### [Work to do]
Within the listing below, locate all lines containing the word "subscript". Copy each one.

### [Record list]
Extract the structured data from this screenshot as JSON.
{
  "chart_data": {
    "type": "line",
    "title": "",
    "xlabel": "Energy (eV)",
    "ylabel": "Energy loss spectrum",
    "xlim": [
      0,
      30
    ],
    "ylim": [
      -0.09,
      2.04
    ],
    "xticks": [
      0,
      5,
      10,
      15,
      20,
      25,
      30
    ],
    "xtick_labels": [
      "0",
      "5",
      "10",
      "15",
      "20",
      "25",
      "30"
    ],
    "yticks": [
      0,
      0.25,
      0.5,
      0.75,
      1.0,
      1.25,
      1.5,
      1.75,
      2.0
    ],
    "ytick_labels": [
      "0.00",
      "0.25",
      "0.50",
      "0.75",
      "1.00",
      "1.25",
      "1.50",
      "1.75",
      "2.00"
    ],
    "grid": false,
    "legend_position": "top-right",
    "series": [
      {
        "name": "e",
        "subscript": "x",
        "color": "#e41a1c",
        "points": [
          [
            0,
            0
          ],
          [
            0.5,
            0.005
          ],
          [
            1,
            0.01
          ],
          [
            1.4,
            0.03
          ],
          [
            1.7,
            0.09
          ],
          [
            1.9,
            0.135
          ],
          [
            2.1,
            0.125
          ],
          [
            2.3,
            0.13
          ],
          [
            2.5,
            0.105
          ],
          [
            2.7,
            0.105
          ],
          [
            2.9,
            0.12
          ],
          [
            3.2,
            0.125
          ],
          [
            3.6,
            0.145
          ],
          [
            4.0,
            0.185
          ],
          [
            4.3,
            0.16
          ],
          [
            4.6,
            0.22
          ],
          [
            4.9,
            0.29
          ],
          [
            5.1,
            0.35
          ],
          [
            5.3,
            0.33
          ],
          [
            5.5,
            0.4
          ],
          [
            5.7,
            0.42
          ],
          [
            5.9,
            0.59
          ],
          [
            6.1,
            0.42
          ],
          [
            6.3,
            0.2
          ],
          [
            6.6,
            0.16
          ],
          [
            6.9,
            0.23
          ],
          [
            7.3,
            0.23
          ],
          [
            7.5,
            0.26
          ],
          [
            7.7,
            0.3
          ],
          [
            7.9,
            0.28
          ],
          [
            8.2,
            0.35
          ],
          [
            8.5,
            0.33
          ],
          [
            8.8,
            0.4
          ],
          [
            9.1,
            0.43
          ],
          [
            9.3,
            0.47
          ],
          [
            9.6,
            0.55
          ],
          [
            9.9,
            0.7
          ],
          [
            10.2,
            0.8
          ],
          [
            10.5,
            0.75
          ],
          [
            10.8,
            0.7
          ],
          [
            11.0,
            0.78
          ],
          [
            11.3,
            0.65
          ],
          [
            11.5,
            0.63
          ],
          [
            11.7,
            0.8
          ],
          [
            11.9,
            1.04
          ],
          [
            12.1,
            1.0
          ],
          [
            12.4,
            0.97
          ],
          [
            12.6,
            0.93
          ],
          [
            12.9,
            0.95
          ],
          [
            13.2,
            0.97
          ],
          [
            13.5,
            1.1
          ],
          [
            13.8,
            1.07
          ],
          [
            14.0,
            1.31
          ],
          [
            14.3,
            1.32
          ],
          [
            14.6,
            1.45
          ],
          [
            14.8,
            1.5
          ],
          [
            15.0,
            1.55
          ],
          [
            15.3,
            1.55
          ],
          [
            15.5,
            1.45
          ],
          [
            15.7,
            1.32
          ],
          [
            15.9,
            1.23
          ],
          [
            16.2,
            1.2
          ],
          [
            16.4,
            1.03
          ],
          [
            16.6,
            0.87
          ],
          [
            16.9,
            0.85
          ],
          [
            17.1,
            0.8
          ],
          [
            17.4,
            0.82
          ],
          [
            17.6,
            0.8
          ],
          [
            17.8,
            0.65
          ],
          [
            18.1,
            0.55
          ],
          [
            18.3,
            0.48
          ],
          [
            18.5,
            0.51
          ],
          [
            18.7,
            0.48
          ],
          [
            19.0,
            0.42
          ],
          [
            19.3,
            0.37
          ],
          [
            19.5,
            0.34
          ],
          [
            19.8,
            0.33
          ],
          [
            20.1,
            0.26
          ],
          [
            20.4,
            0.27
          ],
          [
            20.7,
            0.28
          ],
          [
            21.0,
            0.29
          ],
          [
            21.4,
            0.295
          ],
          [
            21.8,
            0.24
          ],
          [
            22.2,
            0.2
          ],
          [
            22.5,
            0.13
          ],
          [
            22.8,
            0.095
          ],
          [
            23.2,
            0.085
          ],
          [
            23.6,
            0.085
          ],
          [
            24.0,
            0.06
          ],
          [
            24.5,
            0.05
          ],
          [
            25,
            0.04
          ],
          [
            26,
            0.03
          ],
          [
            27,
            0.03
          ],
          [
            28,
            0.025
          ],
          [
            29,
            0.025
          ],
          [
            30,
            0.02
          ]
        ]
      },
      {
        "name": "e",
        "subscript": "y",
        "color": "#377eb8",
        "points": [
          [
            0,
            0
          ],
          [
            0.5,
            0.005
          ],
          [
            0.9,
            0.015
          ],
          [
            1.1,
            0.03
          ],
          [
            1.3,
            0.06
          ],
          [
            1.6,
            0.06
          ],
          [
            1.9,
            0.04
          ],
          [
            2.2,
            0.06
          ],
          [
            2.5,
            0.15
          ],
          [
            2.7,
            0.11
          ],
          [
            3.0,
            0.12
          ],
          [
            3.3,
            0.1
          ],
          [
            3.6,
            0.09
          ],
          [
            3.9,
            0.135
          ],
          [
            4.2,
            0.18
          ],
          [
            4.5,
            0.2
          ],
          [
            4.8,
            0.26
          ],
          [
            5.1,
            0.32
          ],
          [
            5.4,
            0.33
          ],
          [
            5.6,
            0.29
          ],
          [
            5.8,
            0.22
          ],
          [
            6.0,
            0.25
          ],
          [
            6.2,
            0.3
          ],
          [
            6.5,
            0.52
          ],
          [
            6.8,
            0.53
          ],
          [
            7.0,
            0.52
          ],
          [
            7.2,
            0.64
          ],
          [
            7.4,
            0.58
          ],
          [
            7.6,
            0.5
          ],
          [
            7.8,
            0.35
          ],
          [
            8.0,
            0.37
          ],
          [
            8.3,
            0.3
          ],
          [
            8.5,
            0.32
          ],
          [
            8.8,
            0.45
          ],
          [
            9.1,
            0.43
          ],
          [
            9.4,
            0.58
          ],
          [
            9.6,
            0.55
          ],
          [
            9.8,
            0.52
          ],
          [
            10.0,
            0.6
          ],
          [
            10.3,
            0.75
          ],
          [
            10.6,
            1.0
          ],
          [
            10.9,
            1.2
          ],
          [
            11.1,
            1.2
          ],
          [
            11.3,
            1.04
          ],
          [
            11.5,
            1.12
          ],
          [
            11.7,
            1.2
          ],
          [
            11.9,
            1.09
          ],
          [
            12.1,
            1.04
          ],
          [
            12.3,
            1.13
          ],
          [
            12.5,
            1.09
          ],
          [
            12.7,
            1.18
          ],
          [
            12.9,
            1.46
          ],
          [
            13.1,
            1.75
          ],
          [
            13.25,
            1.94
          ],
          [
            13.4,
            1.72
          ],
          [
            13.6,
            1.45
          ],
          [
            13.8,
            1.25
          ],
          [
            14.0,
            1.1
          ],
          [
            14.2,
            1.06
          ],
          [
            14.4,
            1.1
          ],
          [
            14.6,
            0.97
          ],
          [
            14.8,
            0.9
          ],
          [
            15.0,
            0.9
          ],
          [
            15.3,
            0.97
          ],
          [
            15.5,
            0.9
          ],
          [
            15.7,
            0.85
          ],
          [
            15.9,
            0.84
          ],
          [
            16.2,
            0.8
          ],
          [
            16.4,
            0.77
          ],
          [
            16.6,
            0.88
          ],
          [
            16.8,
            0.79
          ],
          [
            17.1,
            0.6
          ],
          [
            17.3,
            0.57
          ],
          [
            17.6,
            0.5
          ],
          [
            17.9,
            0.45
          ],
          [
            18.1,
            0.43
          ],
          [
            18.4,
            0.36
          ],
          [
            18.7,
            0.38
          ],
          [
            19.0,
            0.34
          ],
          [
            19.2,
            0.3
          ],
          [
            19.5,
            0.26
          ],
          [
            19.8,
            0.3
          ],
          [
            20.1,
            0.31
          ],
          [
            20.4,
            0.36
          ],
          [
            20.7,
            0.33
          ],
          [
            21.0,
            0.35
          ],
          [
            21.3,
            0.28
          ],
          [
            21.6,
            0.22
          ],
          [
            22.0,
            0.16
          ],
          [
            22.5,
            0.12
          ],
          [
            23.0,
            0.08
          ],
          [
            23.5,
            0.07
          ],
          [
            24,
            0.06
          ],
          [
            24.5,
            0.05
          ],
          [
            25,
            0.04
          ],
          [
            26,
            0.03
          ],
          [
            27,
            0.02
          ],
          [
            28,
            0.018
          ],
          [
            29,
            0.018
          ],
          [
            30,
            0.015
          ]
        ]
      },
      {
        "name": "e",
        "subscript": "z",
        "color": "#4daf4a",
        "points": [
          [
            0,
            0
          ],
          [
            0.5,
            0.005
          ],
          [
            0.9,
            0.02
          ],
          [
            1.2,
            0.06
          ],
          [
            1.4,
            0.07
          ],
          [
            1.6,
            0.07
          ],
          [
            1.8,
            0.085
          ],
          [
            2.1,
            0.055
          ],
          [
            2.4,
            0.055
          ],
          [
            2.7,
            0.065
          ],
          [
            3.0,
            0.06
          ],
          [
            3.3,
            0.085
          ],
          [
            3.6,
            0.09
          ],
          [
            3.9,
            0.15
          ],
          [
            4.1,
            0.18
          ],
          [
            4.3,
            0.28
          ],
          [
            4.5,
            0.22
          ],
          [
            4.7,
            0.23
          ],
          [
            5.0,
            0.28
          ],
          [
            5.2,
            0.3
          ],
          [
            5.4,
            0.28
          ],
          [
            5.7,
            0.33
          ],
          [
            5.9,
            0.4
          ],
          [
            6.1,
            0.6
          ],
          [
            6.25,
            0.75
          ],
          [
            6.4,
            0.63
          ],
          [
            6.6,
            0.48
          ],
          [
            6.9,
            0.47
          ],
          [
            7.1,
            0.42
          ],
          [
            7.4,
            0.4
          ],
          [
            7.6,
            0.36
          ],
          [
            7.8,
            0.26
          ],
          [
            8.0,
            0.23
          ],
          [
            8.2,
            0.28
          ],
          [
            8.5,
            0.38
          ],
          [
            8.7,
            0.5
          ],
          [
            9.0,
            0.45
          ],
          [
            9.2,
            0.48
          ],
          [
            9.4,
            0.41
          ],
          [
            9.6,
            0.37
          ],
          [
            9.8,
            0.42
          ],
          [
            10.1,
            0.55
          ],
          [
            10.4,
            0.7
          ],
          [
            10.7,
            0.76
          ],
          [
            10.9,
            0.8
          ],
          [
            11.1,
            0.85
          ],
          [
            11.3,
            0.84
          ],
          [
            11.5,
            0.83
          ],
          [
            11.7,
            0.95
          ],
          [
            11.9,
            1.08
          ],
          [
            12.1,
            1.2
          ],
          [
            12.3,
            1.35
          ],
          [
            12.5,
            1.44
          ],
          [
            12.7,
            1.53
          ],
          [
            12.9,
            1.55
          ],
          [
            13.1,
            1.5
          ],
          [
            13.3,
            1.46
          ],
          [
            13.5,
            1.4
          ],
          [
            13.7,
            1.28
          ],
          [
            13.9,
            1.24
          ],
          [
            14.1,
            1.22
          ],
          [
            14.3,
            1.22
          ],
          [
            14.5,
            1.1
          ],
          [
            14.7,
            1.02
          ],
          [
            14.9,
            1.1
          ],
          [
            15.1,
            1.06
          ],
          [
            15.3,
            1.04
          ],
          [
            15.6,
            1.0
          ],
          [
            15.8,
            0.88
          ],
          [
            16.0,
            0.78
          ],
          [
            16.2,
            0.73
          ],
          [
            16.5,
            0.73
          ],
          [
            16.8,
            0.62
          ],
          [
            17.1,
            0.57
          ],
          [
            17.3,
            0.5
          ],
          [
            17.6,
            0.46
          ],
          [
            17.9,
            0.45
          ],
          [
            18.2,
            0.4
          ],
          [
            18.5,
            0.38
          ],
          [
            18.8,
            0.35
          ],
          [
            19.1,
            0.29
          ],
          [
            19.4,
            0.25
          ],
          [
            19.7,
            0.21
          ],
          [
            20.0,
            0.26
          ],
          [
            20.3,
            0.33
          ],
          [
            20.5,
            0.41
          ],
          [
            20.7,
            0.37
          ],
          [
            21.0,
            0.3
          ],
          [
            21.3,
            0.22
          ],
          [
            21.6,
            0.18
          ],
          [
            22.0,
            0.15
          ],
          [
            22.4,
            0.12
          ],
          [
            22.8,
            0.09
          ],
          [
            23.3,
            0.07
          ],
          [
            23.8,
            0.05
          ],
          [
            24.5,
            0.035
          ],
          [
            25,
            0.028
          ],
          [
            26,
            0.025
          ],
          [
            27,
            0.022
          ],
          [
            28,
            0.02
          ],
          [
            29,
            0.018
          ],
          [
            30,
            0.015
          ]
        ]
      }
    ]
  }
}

### [Response]
        "subscript": "x",
        "subscript": "y",
        "subscript": "z",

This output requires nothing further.